• Exercise description:
Return exactly the lines that run from the one containing "Output a JSON" to the end of the entries, with both ends included.
::::::::::
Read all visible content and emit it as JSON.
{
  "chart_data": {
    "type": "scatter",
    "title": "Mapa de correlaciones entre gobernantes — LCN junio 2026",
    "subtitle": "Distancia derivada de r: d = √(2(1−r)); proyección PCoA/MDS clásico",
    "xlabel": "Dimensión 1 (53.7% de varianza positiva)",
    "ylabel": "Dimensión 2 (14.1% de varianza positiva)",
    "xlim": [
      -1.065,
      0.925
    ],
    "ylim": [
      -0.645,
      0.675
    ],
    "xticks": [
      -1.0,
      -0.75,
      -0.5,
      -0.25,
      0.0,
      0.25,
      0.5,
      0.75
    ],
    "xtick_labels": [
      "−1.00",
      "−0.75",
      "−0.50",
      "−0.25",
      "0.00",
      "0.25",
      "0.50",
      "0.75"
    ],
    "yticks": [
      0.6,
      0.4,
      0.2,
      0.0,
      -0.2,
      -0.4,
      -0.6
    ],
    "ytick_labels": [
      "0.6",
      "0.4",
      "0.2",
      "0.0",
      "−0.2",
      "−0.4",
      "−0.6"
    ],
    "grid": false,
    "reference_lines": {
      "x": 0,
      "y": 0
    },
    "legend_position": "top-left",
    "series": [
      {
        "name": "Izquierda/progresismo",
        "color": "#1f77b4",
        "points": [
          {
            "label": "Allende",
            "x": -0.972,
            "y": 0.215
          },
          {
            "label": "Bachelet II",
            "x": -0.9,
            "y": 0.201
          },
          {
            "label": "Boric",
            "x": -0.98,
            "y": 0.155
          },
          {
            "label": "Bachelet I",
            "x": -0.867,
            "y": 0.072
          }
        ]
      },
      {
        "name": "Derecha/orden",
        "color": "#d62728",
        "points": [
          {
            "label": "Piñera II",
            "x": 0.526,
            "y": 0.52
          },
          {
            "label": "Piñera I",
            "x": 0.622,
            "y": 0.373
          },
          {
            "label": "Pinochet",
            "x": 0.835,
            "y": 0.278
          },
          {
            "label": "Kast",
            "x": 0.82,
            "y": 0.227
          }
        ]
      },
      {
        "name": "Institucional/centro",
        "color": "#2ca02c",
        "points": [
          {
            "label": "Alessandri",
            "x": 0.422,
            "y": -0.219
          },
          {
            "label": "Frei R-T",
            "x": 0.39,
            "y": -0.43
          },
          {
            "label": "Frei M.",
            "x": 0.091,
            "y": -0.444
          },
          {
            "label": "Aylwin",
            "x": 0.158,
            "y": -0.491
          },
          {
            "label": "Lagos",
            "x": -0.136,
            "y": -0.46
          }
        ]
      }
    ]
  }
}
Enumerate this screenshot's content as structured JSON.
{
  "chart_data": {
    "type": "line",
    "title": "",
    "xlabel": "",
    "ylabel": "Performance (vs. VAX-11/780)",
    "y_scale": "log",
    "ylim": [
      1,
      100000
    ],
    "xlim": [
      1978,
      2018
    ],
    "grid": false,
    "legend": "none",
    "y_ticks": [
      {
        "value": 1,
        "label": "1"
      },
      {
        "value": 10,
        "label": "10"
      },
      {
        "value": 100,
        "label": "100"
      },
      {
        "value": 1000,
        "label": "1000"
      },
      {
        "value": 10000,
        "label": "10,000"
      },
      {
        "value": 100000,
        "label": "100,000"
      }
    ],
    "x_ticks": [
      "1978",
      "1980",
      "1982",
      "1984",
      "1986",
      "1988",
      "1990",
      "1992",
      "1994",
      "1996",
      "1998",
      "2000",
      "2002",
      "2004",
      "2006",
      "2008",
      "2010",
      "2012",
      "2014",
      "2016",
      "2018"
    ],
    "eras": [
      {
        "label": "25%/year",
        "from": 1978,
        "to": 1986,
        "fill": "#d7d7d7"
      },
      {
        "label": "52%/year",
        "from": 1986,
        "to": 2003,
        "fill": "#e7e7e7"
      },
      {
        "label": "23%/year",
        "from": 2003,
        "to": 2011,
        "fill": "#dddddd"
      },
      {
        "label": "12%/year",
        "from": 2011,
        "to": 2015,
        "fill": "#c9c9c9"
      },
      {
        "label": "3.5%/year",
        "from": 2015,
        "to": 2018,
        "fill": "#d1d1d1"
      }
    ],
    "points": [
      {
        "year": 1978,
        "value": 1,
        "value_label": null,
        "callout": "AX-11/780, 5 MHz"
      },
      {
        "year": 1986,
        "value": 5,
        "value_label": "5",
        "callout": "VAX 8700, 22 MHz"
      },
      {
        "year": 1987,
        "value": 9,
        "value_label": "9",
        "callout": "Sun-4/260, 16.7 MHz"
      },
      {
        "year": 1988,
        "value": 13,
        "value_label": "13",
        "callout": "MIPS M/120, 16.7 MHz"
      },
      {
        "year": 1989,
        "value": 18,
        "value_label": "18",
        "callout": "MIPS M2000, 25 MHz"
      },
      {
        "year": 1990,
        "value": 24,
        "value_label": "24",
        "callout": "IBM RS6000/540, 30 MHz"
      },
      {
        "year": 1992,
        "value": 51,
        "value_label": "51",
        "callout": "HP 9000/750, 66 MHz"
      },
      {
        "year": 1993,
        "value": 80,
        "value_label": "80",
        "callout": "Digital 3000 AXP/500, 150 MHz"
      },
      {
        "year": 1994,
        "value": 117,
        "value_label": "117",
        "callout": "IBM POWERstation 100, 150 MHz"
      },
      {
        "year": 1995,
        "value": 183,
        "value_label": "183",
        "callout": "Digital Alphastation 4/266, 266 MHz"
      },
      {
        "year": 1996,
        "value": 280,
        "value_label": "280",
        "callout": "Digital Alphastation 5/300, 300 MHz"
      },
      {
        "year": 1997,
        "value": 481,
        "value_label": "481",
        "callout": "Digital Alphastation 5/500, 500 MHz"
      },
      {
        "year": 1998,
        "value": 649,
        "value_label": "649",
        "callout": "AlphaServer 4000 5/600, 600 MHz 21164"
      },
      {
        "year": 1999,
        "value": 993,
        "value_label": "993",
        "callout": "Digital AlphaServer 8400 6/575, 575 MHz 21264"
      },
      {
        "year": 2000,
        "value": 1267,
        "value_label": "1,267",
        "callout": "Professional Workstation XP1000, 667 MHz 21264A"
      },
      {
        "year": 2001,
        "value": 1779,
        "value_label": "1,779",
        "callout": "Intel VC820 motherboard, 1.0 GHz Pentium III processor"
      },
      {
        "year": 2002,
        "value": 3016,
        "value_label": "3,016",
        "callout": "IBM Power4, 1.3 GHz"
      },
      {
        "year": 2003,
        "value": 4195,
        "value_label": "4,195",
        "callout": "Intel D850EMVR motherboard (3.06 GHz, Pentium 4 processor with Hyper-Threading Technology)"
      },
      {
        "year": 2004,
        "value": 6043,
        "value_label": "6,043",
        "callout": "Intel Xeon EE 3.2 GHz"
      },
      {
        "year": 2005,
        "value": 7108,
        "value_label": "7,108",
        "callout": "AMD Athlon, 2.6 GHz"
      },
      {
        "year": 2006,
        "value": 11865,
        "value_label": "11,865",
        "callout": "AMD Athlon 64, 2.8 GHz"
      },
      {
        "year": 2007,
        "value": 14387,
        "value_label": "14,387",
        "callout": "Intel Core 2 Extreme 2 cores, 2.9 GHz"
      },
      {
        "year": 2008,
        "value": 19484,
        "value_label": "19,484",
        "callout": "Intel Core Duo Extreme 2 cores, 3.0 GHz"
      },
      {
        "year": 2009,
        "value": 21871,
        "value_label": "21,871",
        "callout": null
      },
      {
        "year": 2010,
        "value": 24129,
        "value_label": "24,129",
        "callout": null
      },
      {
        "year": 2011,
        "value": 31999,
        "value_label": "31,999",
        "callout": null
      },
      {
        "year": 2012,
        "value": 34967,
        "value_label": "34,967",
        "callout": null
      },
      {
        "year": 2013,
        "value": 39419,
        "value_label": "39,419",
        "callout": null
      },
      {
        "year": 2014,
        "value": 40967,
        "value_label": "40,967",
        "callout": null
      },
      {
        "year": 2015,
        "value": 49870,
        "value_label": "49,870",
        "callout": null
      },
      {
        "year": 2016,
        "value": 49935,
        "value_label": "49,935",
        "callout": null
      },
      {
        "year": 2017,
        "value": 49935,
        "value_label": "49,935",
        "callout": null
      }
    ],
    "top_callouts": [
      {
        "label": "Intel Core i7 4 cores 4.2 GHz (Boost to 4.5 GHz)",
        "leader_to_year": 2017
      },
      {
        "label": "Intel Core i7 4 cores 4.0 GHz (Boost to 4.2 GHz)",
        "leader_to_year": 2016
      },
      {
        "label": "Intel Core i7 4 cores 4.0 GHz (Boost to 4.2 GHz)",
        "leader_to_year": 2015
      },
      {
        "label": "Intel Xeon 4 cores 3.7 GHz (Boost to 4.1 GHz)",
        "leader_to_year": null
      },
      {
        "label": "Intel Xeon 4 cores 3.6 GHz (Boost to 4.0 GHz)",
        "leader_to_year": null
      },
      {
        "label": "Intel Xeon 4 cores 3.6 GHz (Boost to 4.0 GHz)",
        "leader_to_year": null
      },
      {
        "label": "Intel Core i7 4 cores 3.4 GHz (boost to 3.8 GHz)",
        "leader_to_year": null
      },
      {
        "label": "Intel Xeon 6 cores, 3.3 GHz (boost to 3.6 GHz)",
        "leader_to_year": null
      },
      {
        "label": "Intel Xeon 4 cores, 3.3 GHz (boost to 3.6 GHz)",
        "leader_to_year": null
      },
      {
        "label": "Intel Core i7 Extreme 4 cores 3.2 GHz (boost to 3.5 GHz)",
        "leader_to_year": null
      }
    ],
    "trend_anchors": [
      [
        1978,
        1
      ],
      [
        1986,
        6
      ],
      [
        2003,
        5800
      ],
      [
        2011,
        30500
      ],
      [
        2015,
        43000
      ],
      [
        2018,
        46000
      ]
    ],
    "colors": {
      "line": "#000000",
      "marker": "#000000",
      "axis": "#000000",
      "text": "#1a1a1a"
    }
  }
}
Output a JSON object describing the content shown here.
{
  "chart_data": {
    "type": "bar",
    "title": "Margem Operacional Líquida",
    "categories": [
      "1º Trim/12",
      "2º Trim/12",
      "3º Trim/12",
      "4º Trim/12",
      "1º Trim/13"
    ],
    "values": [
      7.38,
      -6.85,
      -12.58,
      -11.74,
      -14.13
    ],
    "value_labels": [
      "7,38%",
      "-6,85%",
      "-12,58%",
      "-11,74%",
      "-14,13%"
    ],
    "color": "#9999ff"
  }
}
::::::::::
• Final answer:
Output a JSON object describing the content shown here.
{
  "chart_data": {
    "type": "bar",
    "title": "Margem Operacional Líquida",
    "categories": [
      "1º Trim/12",
      "2º Trim/12",
      "3º Trim/12",
      "4º Trim/12",
      "1º Trim/13"
    ],
    "values": [
      7.38,
      -6.85,
      -12.58,
      -11.74,
      -14.13
    ],
    "value_labels": [
      "7,38%",
      "-6,85%",
      "-12,58%",
      "-11,74%",
      "-14,13%"
    ],
    "color": "#9999ff"
  }
}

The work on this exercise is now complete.